* **WHAT THIS TASK INVOLVES**: Repeat every line below exactly, word for word.

* **STORED DATA**:
------
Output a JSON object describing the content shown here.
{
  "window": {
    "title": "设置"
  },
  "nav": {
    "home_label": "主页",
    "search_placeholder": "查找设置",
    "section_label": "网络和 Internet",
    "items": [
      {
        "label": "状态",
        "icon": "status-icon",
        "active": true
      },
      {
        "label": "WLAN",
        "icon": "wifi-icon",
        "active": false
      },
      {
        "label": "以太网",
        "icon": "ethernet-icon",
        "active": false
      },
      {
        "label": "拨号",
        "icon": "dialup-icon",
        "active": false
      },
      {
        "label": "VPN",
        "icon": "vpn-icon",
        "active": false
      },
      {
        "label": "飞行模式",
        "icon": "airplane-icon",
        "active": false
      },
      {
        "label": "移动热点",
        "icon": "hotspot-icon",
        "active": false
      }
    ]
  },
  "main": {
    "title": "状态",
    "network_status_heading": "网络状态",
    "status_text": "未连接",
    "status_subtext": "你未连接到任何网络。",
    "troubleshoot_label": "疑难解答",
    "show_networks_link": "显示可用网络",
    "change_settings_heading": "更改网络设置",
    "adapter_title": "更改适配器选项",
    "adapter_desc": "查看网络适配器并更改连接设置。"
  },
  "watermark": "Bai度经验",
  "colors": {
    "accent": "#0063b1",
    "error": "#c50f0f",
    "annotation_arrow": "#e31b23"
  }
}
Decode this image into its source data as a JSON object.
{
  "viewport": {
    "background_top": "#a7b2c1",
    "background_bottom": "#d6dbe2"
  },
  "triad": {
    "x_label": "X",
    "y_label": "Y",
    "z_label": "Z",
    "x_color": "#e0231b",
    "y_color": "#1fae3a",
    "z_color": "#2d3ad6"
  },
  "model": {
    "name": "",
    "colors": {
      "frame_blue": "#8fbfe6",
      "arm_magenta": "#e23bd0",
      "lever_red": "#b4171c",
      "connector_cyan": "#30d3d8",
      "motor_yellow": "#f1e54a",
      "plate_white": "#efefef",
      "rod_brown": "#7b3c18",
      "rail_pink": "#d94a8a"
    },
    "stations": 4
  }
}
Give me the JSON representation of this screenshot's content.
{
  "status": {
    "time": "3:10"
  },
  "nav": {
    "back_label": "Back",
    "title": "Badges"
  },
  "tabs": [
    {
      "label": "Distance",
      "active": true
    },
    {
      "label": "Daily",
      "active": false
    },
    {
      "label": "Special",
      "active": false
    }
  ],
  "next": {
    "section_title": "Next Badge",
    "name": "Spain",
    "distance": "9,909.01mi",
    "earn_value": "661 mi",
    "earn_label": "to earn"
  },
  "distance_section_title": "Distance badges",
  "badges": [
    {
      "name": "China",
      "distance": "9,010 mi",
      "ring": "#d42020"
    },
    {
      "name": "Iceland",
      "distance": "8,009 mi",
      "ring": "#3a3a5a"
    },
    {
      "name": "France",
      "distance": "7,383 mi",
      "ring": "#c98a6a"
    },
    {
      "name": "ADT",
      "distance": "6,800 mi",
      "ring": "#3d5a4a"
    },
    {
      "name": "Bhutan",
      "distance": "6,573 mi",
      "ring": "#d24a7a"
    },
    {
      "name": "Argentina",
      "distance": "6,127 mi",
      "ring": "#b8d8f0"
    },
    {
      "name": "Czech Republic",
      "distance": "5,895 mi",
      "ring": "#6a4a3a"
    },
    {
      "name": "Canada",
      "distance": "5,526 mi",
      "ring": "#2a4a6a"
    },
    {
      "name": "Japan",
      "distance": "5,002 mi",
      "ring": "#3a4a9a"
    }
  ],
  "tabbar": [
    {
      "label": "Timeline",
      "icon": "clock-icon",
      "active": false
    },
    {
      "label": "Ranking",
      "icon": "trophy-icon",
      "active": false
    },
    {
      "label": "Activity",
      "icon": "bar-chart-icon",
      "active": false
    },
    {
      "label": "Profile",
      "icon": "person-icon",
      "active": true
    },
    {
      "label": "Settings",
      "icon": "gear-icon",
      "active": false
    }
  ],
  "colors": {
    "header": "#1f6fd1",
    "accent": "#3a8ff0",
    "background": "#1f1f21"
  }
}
------
* **OUTPUT FOR THIS EXERCISE**:
Output a JSON object describing the content shown here.
{
  "window": {
    "title": "设置"
  },
  "nav": {
    "home_label": "主页",
    "search_placeholder": "查找设置",
    "section_label": "网络和 Internet",
    "items": [
      {
        "label": "状态",
        "icon": "status-icon",
        "active": true
      },
      {
        "label": "WLAN",
        "icon": "wifi-icon",
        "active": false
      },
      {
        "label": "以太网",
        "icon": "ethernet-icon",
        "active": false
      },
      {
        "label": "拨号",
        "icon": "dialup-icon",
        "active": false
      },
      {
        "label": "VPN",
        "icon": "vpn-icon",
        "active": false
      },
      {
        "label": "飞行模式",
        "icon": "airplane-icon",
        "active": false
      },
      {
        "label": "移动热点",
        "icon": "hotspot-icon",
        "active": false
      }
    ]
  },
  "main": {
    "title": "状态",
    "network_status_heading": "网络状态",
    "status_text": "未连接",
    "status_subtext": "你未连接到任何网络。",
    "troubleshoot_label": "疑难解答",
    "show_networks_link": "显示可用网络",
    "change_settings_heading": "更改网络设置",
    "adapter_title": "更改适配器选项",
    "adapter_desc": "查看网络适配器并更改连接设置。"
  },
  "watermark": "Bai度经验",
  "colors": {
    "accent": "#0063b1",
    "error": "#c50f0f",
    "annotation_arrow": "#e31b23"
  }
}
Decode this image into its source data as a JSON object.
{
  "viewport": {
    "background_top": "#a7b2c1",
    "background_bottom": "#d6dbe2"
  },
  "triad": {
    "x_label": "X",
    "y_label": "Y",
    "z_label": "Z",
    "x_color": "#e0231b",
    "y_color": "#1fae3a",
    "z_color": "#2d3ad6"
  },
  "model": {
    "name": "",
    "colors": {
      "frame_blue": "#8fbfe6",
      "arm_magenta": "#e23bd0",
      "lever_red": "#b4171c",
      "connector_cyan": "#30d3d8",
      "motor_yellow": "#f1e54a",
      "plate_white": "#efefef",
      "rod_brown": "#7b3c18",
      "rail_pink": "#d94a8a"
    },
    "stations": 4
  }
}
Give me the JSON representation of this screenshot's content.
{
  "status": {
    "time": "3:10"
  },
  "nav": {
    "back_label": "Back",
    "title": "Badges"
  },
  "tabs": [
    {
      "label": "Distance",
      "active": true
    },
    {
      "label": "Daily",
      "active": false
    },
    {
      "label": "Special",
      "active": false
    }
  ],
  "next": {
    "section_title": "Next Badge",
    "name": "Spain",
    "distance": "9,909.01mi",
    "earn_value": "661 mi",
    "earn_label": "to earn"
  },
  "distance_section_title": "Distance badges",
  "badges": [
    {
      "name": "China",
      "distance": "9,010 mi",
      "ring": "#d42020"
    },
    {
      "name": "Iceland",
      "distance": "8,009 mi",
      "ring": "#3a3a5a"
    },
    {
      "name": "France",
      "distance": "7,383 mi",
      "ring": "#c98a6a"
    },
    {
      "name": "ADT",
      "distance": "6,800 mi",
      "ring": "#3d5a4a"
    },
    {
      "name": "Bhutan",
      "distance": "6,573 mi",
      "ring": "#d24a7a"
    },
    {
      "name": "Argentina",
      "distance": "6,127 mi",
      "ring": "#b8d8f0"
    },
    {
      "name": "Czech Republic",
      "distance": "5,895 mi",
      "ring": "#6a4a3a"
    },
    {
      "name": "Canada",
      "distance": "5,526 mi",
      "ring": "#2a4a6a"
    },
    {
      "name": "Japan",
      "distance": "5,002 mi",
      "ring": "#3a4a9a"
    }
  ],
  "tabbar": [
    {
      "label": "Timeline",
      "icon": "clock-icon",
      "active": false
    },
    {
      "label": "Ranking",
      "icon": "trophy-icon",
      "active": false
    },
    {
      "label": "Activity",
      "icon": "bar-chart-icon",
      "active": false
    },
    {
      "label": "Profile",
      "icon": "person-icon",
      "active": true
    },
    {
      "label": "Settings",
      "icon": "gear-icon",
      "active": false
    }
  ],
  "colors": {
    "header": "#1f6fd1",
    "accent": "#3a8ff0",
    "background": "#1f1f21"
  }
}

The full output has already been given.